WHAT TO PRODUCE — Output the entries below exactly as written, omitting pictures.

EXCERPTED RECORDS —
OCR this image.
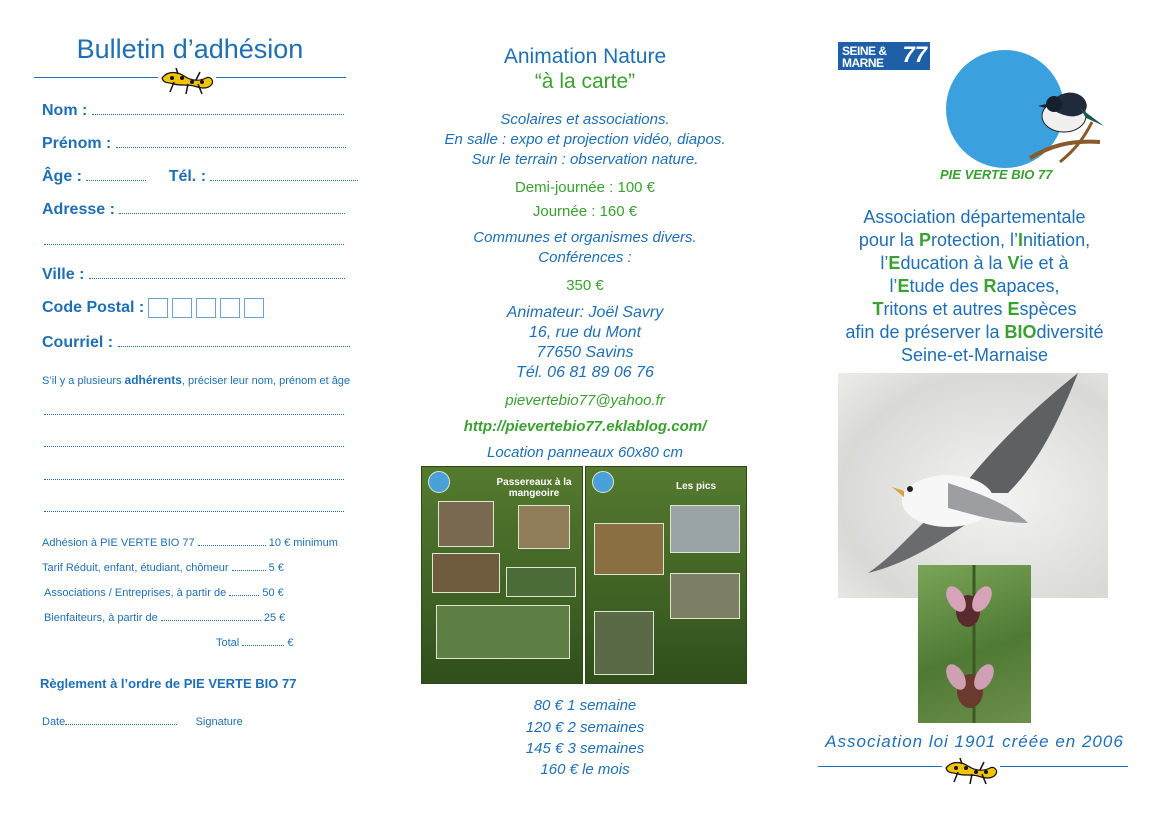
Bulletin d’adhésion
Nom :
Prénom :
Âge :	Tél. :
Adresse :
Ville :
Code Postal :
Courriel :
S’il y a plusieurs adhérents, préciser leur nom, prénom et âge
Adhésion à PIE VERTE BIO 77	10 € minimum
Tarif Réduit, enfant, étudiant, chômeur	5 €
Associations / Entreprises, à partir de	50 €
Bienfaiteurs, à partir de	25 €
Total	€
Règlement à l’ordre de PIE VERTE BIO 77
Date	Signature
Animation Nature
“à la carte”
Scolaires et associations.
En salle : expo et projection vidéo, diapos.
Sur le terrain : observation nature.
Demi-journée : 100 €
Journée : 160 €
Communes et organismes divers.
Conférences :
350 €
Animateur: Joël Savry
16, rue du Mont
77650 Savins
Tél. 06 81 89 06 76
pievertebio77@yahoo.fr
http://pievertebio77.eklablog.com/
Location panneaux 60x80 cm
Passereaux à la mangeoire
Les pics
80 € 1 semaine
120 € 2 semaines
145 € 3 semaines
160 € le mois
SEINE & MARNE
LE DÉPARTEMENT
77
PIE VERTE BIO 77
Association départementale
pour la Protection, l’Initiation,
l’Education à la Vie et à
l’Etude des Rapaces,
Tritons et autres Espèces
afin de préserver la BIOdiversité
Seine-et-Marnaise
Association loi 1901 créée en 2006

SOLUTION TO THE EXERCISE —
OCR this image.
Bulletin d’adhésion
Nom :
Prénom :
Âge :	Tél. :
Adresse :
Ville :
Code Postal :
Courriel :
S’il y a plusieurs adhérents, préciser leur nom, prénom et âge
Adhésion à PIE VERTE BIO 77	10 € minimum
Tarif Réduit, enfant, étudiant, chômeur	5 €
Associations / Entreprises, à partir de	50 €
Bienfaiteurs, à partir de	25 €
Total	€
Règlement à l’ordre de PIE VERTE BIO 77
Date	Signature
Animation Nature
“à la carte”
Scolaires et associations.
En salle : expo et projection vidéo, diapos.
Sur le terrain : observation nature.
Demi-journée : 100 €
Journée : 160 €
Communes et organismes divers.
Conférences :
350 €
Animateur: Joël Savry
16, rue du Mont
77650 Savins
Tél. 06 81 89 06 76
pievertebio77@yahoo.fr
http://pievertebio77.eklablog.com/
Location panneaux 60x80 cm
Passereaux à la mangeoire
Les pics
80 € 1 semaine
120 € 2 semaines
145 € 3 semaines
160 € le mois
SEINE & MARNE
LE DÉPARTEMENT
77
PIE VERTE BIO 77
Association départementale
pour la Protection, l’Initiation,
l’Education à la Vie et à
l’Etude des Rapaces,
Tritons et autres Espèces
afin de préserver la BIOdiversité
Seine-et-Marnaise
Association loi 1901 créée en 2006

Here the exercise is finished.